Gather all lines from the material that contain the word "ylabel".

Data extracted from a collection

══════

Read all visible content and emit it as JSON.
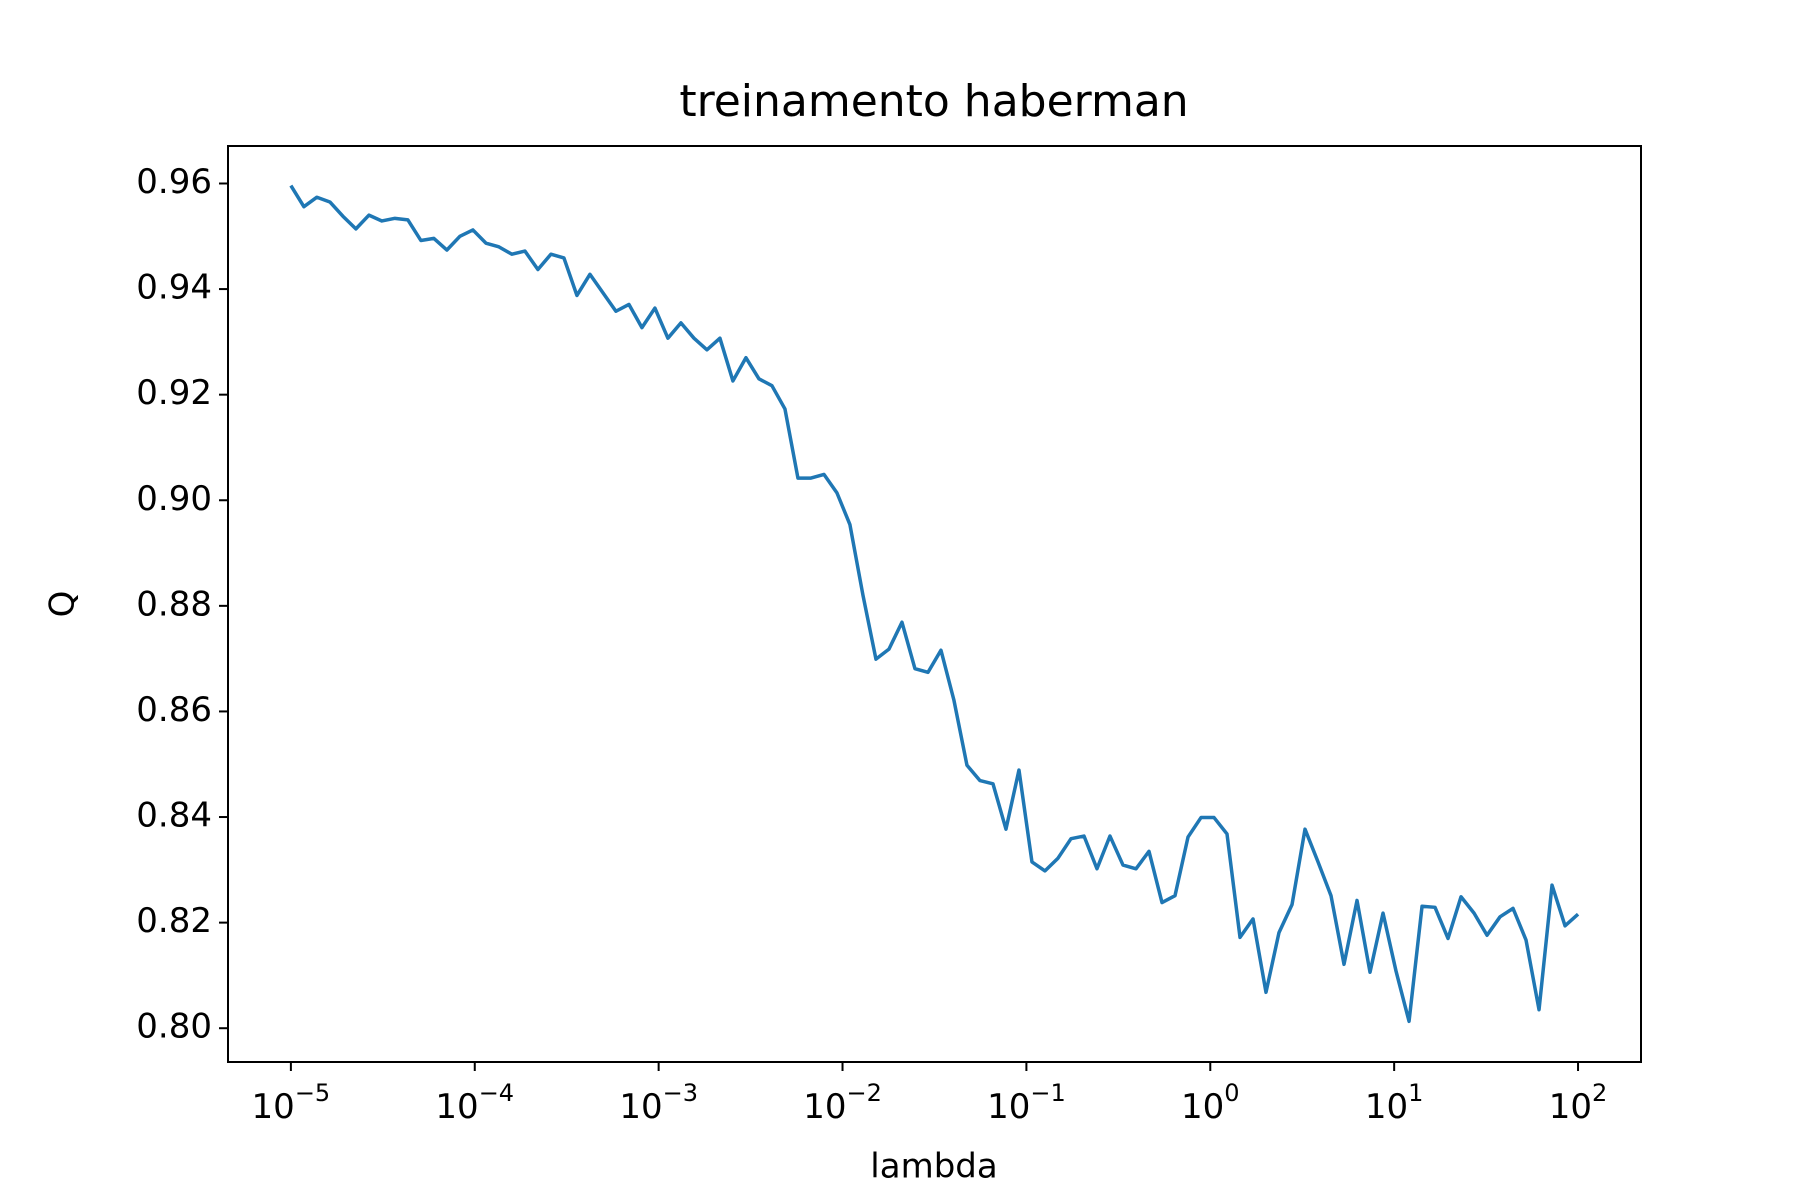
{
  "chart_data": {
    "type": "line",
    "title": "treinamento haberman",
    "x_label": "lambda",
    "y_label": "Q",
    "x_scale": "log",
    "x": [
      1e-05,
      1.177e-05,
      1.385e-05,
      1.63e-05,
      1.918e-05,
      2.257e-05,
      2.656e-05,
      3.126e-05,
      3.679e-05,
      4.329e-05,
      5.094e-05,
      5.995e-05,
      7.055e-05,
      8.302e-05,
      9.77e-05,
      0.000115,
      0.0001353,
      0.0001592,
      0.0001874,
      0.0002205,
      0.0002595,
      0.0003054,
      0.0003594,
      0.0004229,
      0.0004977,
      0.0005857,
      0.0006893,
      0.0008111,
      0.0009545,
      0.001123,
      0.001322,
      0.001556,
      0.001831,
      0.002154,
      0.002535,
      0.002983,
      0.003511,
      0.004132,
      0.004863,
      0.005722,
      0.006734,
      0.007925,
      0.009326,
      0.01097,
      0.01292,
      0.0152,
      0.01789,
      0.02105,
      0.02477,
      0.02915,
      0.0343,
      0.04037,
      0.04751,
      0.05591,
      0.06579,
      0.07743,
      0.09112,
      0.1072,
      0.1262,
      0.1485,
      0.1748,
      0.2057,
      0.242,
      0.2848,
      0.3352,
      0.3945,
      0.4642,
      0.5463,
      0.6429,
      0.7566,
      0.8904,
      1.048,
      1.233,
      1.451,
      1.708,
      2.009,
      2.364,
      2.783,
      3.275,
      3.854,
      4.535,
      5.337,
      6.281,
      7.391,
      8.698,
      10.24,
      12.05,
      14.18,
      16.68,
      19.63,
      23.1,
      27.19,
      32.0,
      37.65,
      44.31,
      52.14,
      61.36,
      72.21,
      84.98,
      100
    ],
    "series": [
      {
        "color": "#1f77b4",
        "values": [
          0.9596,
          0.9556,
          0.9574,
          0.9565,
          0.9538,
          0.9514,
          0.954,
          0.9529,
          0.9534,
          0.9531,
          0.9492,
          0.9496,
          0.9474,
          0.95,
          0.9512,
          0.9487,
          0.948,
          0.9466,
          0.9472,
          0.9437,
          0.9466,
          0.9459,
          0.9388,
          0.9428,
          0.9393,
          0.9358,
          0.9371,
          0.9327,
          0.9364,
          0.9307,
          0.9336,
          0.9307,
          0.9285,
          0.9307,
          0.9226,
          0.927,
          0.923,
          0.9217,
          0.9173,
          0.9042,
          0.9042,
          0.9049,
          0.9014,
          0.8954,
          0.882,
          0.8699,
          0.8718,
          0.8769,
          0.8681,
          0.8674,
          0.8716,
          0.8621,
          0.8498,
          0.8469,
          0.8463,
          0.8377,
          0.8489,
          0.8315,
          0.8298,
          0.8322,
          0.8359,
          0.8364,
          0.8302,
          0.8364,
          0.8309,
          0.8302,
          0.8335,
          0.8238,
          0.8251,
          0.8362,
          0.8399,
          0.8399,
          0.8368,
          0.8172,
          0.8207,
          0.8068,
          0.8181,
          0.8234,
          0.8377,
          0.8315,
          0.8251,
          0.8121,
          0.8242,
          0.8106,
          0.8218,
          0.8108,
          0.8013,
          0.8231,
          0.8229,
          0.817,
          0.8249,
          0.8218,
          0.8176,
          0.8211,
          0.8227,
          0.8167,
          0.8035,
          0.8271,
          0.8194,
          0.8216
        ]
      }
    ],
    "xlim": [
      4.55e-06,
      220
    ],
    "ylim": [
      0.7936,
      0.9671
    ],
    "xticks": [
      {
        "value": 1e-05,
        "label": "10−5"
      },
      {
        "value": 0.0001,
        "label": "10−4"
      },
      {
        "value": 0.001,
        "label": "10−3"
      },
      {
        "value": 0.01,
        "label": "10−2"
      },
      {
        "value": 0.1,
        "label": "10−1"
      },
      {
        "value": 1,
        "label": "100"
      },
      {
        "value": 10,
        "label": "101"
      },
      {
        "value": 100,
        "label": "102"
      }
    ],
    "yticks": [
      {
        "value": 0.8,
        "label": "0.80"
      },
      0.82,
      0.84,
      0.86,
      0.88,
      {
        "value": 0.9,
        "label": "0.90"
      },
      0.92,
      0.94,
      0.96
    ],
    "grid": false
  }
}
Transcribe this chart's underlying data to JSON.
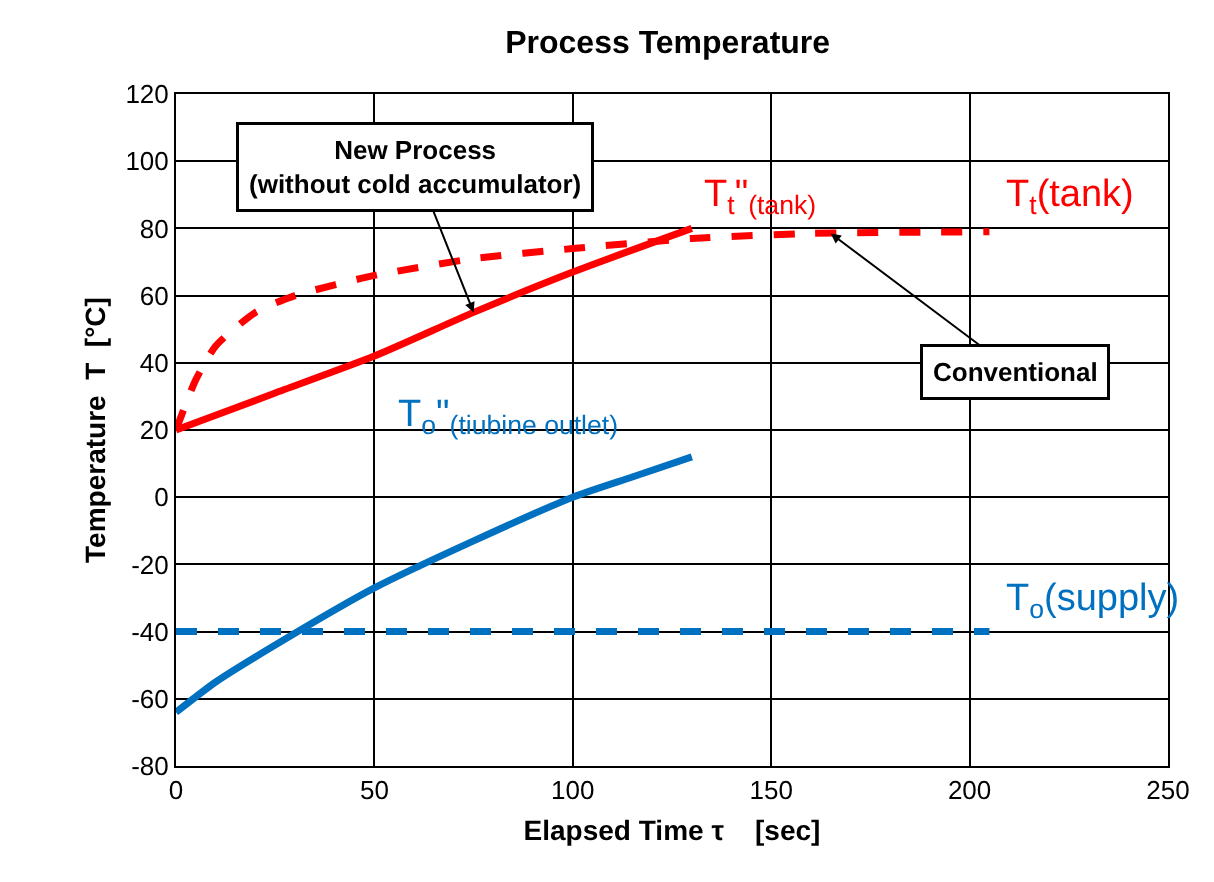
{
  "chart_data": {
    "type": "line",
    "title": "Process Temperature",
    "xlabel": "Elapsed Time τ    [sec]",
    "ylabel": "Temperature  T  [°C]",
    "series": [
      {
        "name": "T$_{t}$\"$_{(tank)}$",
        "color": "#ff0000",
        "line_style": "solid",
        "x": [
          0,
          25,
          50,
          75,
          100,
          130
        ],
        "values": [
          20,
          31,
          42,
          55,
          67,
          80
        ]
      },
      {
        "name": "T$_{t}$(tank)",
        "color": "#ff0000",
        "line_style": "dashed",
        "x": [
          0,
          5,
          10,
          20,
          30,
          50,
          75,
          100,
          130,
          160,
          205
        ],
        "values": [
          20,
          35,
          45,
          55,
          60,
          66,
          71,
          74,
          77,
          78.5,
          79
        ]
      },
      {
        "name": "T$_{o}$\"$_{(tiubine outlet)}$",
        "color": "#0070c0",
        "line_style": "solid",
        "x": [
          0,
          10,
          25,
          50,
          75,
          100,
          115,
          130
        ],
        "values": [
          -64,
          -55,
          -44,
          -27,
          -13,
          0,
          6,
          12
        ]
      },
      {
        "name": "T$_{o}$(supply)",
        "color": "#0070c0",
        "line_style": "dashed",
        "x": [
          0,
          205
        ],
        "values": [
          -40,
          -40
        ]
      }
    ],
    "annotations": [
      {
        "text": "New Process\n(without cold accumulator)",
        "x": 75,
        "y": 55
      },
      {
        "text": "Conventional",
        "x": 165,
        "y": 78.5
      }
    ],
    "xlim": [
      0,
      250
    ],
    "xticks": [
      0,
      50,
      100,
      150,
      200,
      250
    ],
    "ylim": [
      -80,
      120
    ],
    "yticks": [
      -80,
      -60,
      -40,
      -20,
      0,
      20,
      40,
      60,
      80,
      100,
      120
    ],
    "grid": true,
    "legend": false,
    "marker": "none"
  }
}
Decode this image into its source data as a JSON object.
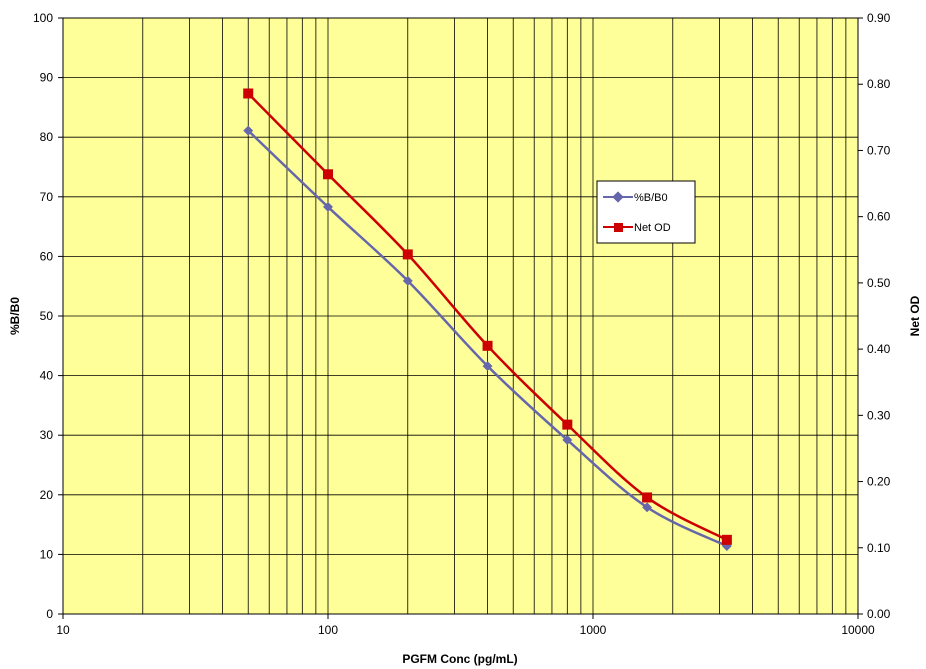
{
  "chart_data": {
    "type": "line",
    "xlabel": "PGFM Conc (pg/mL)",
    "ylabel": "%B/B0",
    "y2label": "Net OD",
    "x_scale": "log",
    "xlim": [
      10,
      10000
    ],
    "ylim": [
      0,
      100
    ],
    "y2lim": [
      0.0,
      0.9
    ],
    "x_ticks": [
      10,
      100,
      1000,
      10000
    ],
    "x_tick_labels": [
      "10",
      "100",
      "1000",
      "10000"
    ],
    "y_ticks": [
      0,
      10,
      20,
      30,
      40,
      50,
      60,
      70,
      80,
      90,
      100
    ],
    "y_tick_labels": [
      "0",
      "10",
      "20",
      "30",
      "40",
      "50",
      "60",
      "70",
      "80",
      "90",
      "100"
    ],
    "y2_ticks": [
      0.0,
      0.1,
      0.2,
      0.3,
      0.4,
      0.5,
      0.6,
      0.7,
      0.8,
      0.9
    ],
    "y2_tick_labels": [
      "0.00",
      "0.10",
      "0.20",
      "0.30",
      "0.40",
      "0.50",
      "0.60",
      "0.70",
      "0.80",
      "0.90"
    ],
    "grid": true,
    "background_color": "#FFFF99",
    "legend_position": "right-inside",
    "series": [
      {
        "name": "%B/B0",
        "axis": "left",
        "color": "#6666AA",
        "marker": "diamond",
        "x": [
          50,
          100,
          200,
          400,
          800,
          1600,
          3200
        ],
        "y": [
          81.1,
          68.3,
          55.9,
          41.6,
          29.2,
          17.9,
          11.4
        ]
      },
      {
        "name": "Net OD",
        "axis": "right",
        "color": "#CC0000",
        "marker": "square",
        "x": [
          50,
          100,
          200,
          400,
          800,
          1600,
          3200
        ],
        "y": [
          0.786,
          0.664,
          0.543,
          0.405,
          0.286,
          0.176,
          0.112
        ]
      }
    ]
  }
}
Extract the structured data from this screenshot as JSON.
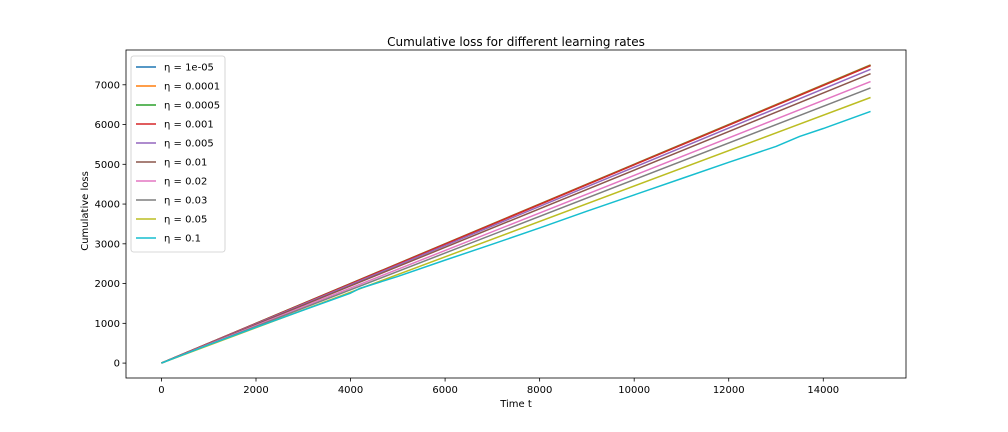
{
  "chart_data": {
    "type": "line",
    "title": "Cumulative loss for different learning rates",
    "xlabel": "Time t",
    "ylabel": "Cumulative loss",
    "xlim": [
      -750,
      15750
    ],
    "ylim": [
      -375,
      7875
    ],
    "xticks": [
      0,
      2000,
      4000,
      6000,
      8000,
      10000,
      12000,
      14000
    ],
    "yticks": [
      0,
      1000,
      2000,
      3000,
      4000,
      5000,
      6000,
      7000
    ],
    "grid": false,
    "legend_position": "upper left",
    "series": [
      {
        "name": "η = 1e-05",
        "color": "#1f77b4",
        "x": [
          0,
          15000
        ],
        "y": [
          0,
          7500
        ]
      },
      {
        "name": "η = 0.0001",
        "color": "#ff7f0e",
        "x": [
          0,
          15000
        ],
        "y": [
          0,
          7500
        ]
      },
      {
        "name": "η = 0.0005",
        "color": "#2ca02c",
        "x": [
          0,
          15000
        ],
        "y": [
          0,
          7490
        ]
      },
      {
        "name": "η = 0.001",
        "color": "#d62728",
        "x": [
          0,
          15000
        ],
        "y": [
          0,
          7480
        ]
      },
      {
        "name": "η = 0.005",
        "color": "#9467bd",
        "x": [
          0,
          15000
        ],
        "y": [
          0,
          7390
        ]
      },
      {
        "name": "η = 0.01",
        "color": "#8c564b",
        "x": [
          0,
          15000
        ],
        "y": [
          0,
          7280
        ]
      },
      {
        "name": "η = 0.02",
        "color": "#e377c2",
        "x": [
          0,
          15000
        ],
        "y": [
          0,
          7080
        ]
      },
      {
        "name": "η = 0.03",
        "color": "#7f7f7f",
        "x": [
          0,
          15000
        ],
        "y": [
          0,
          6920
        ]
      },
      {
        "name": "η = 0.05",
        "color": "#bcbd22",
        "x": [
          0,
          15000
        ],
        "y": [
          0,
          6680
        ]
      },
      {
        "name": "η = 0.1",
        "color": "#17becf",
        "x": [
          0,
          1000,
          2000,
          3000,
          4000,
          4200,
          5000,
          6000,
          7000,
          8000,
          9000,
          10000,
          11000,
          12000,
          13000,
          13500,
          14000,
          15000
        ],
        "y": [
          0,
          460,
          900,
          1330,
          1760,
          1880,
          2180,
          2590,
          2990,
          3400,
          3820,
          4230,
          4640,
          5050,
          5450,
          5700,
          5900,
          6330
        ]
      }
    ]
  }
}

══════

Solution for this task
    "ylabel": "Temperature  T  [°C]",
    "ylabel": "%B/B0",
    "ylabel": "Cumulative loss",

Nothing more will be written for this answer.